:: PROVIDED DATA
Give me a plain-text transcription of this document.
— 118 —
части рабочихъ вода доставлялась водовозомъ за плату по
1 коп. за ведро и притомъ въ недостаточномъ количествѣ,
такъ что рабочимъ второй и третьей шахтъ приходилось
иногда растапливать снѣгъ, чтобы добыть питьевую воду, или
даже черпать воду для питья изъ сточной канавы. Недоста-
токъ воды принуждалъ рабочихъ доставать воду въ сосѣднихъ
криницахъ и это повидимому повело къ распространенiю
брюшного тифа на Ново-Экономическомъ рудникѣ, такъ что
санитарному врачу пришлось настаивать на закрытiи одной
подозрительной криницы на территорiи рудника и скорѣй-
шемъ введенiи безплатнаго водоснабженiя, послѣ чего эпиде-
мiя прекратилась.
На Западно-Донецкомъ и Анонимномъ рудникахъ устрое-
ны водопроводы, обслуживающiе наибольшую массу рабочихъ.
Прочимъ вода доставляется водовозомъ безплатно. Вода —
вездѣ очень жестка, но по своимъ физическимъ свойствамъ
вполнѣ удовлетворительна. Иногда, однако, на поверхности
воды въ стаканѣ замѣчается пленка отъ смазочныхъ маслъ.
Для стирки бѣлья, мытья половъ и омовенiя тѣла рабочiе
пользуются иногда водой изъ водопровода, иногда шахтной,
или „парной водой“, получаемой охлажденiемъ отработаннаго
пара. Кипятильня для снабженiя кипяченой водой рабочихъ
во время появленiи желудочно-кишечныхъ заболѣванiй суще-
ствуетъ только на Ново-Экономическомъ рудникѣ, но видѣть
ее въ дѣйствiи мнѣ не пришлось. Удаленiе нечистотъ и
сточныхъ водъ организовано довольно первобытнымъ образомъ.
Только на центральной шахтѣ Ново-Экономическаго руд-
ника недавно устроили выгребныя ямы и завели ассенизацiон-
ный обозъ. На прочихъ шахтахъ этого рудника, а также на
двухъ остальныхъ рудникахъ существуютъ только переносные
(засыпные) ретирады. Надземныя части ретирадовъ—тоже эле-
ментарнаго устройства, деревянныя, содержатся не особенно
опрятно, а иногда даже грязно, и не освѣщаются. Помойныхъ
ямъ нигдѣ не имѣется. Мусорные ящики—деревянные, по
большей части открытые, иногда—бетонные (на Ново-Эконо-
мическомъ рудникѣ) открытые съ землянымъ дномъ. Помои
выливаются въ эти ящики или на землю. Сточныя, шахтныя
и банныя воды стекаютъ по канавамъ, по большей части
::::
**WRITTEN EXERCISE:** Retype the entries exactly, including every line.

**OUTPUT FOR THIS EXERCISE:**
Give me a plain-text transcription of this document.
— 118 —
части рабочихъ вода доставлялась водовозомъ за плату по
1 коп. за ведро и притомъ въ недостаточномъ количествѣ,
такъ что рабочимъ второй и третьей шахтъ приходилось
иногда растапливать снѣгъ, чтобы добыть питьевую воду, или
даже черпать воду для питья изъ сточной канавы. Недоста-
токъ воды принуждалъ рабочихъ доставать воду въ сосѣднихъ
криницахъ и это повидимому повело къ распространенiю
брюшного тифа на Ново-Экономическомъ рудникѣ, такъ что
санитарному врачу пришлось настаивать на закрытiи одной
подозрительной криницы на территорiи рудника и скорѣй-
шемъ введенiи безплатнаго водоснабженiя, послѣ чего эпиде-
мiя прекратилась.
На Западно-Донецкомъ и Анонимномъ рудникахъ устрое-
ны водопроводы, обслуживающiе наибольшую массу рабочихъ.
Прочимъ вода доставляется водовозомъ безплатно. Вода —
вездѣ очень жестка, но по своимъ физическимъ свойствамъ
вполнѣ удовлетворительна. Иногда, однако, на поверхности
воды въ стаканѣ замѣчается пленка отъ смазочныхъ маслъ.
Для стирки бѣлья, мытья половъ и омовенiя тѣла рабочiе
пользуются иногда водой изъ водопровода, иногда шахтной,
или „парной водой“, получаемой охлажденiемъ отработаннаго
пара. Кипятильня для снабженiя кипяченой водой рабочихъ
во время появленiи желудочно-кишечныхъ заболѣванiй суще-
ствуетъ только на Ново-Экономическомъ рудникѣ, но видѣть
ее въ дѣйствiи мнѣ не пришлось. Удаленiе нечистотъ и
сточныхъ водъ организовано довольно первобытнымъ образомъ.
Только на центральной шахтѣ Ново-Экономическаго руд-
ника недавно устроили выгребныя ямы и завели ассенизацiон-
ный обозъ. На прочихъ шахтахъ этого рудника, а также на
двухъ остальныхъ рудникахъ существуютъ только переносные
(засыпные) ретирады. Надземныя части ретирадовъ—тоже эле-
ментарнаго устройства, деревянныя, содержатся не особенно
опрятно, а иногда даже грязно, и не освѣщаются. Помойныхъ
ямъ нигдѣ не имѣется. Мусорные ящики—деревянные, по
большей части открытые, иногда—бетонные (на Ново-Эконо-
мическомъ рудникѣ) открытые съ землянымъ дномъ. Помои
выливаются въ эти ящики или на землю. Сточныя, шахтныя
и банныя воды стекаютъ по канавамъ, по большей части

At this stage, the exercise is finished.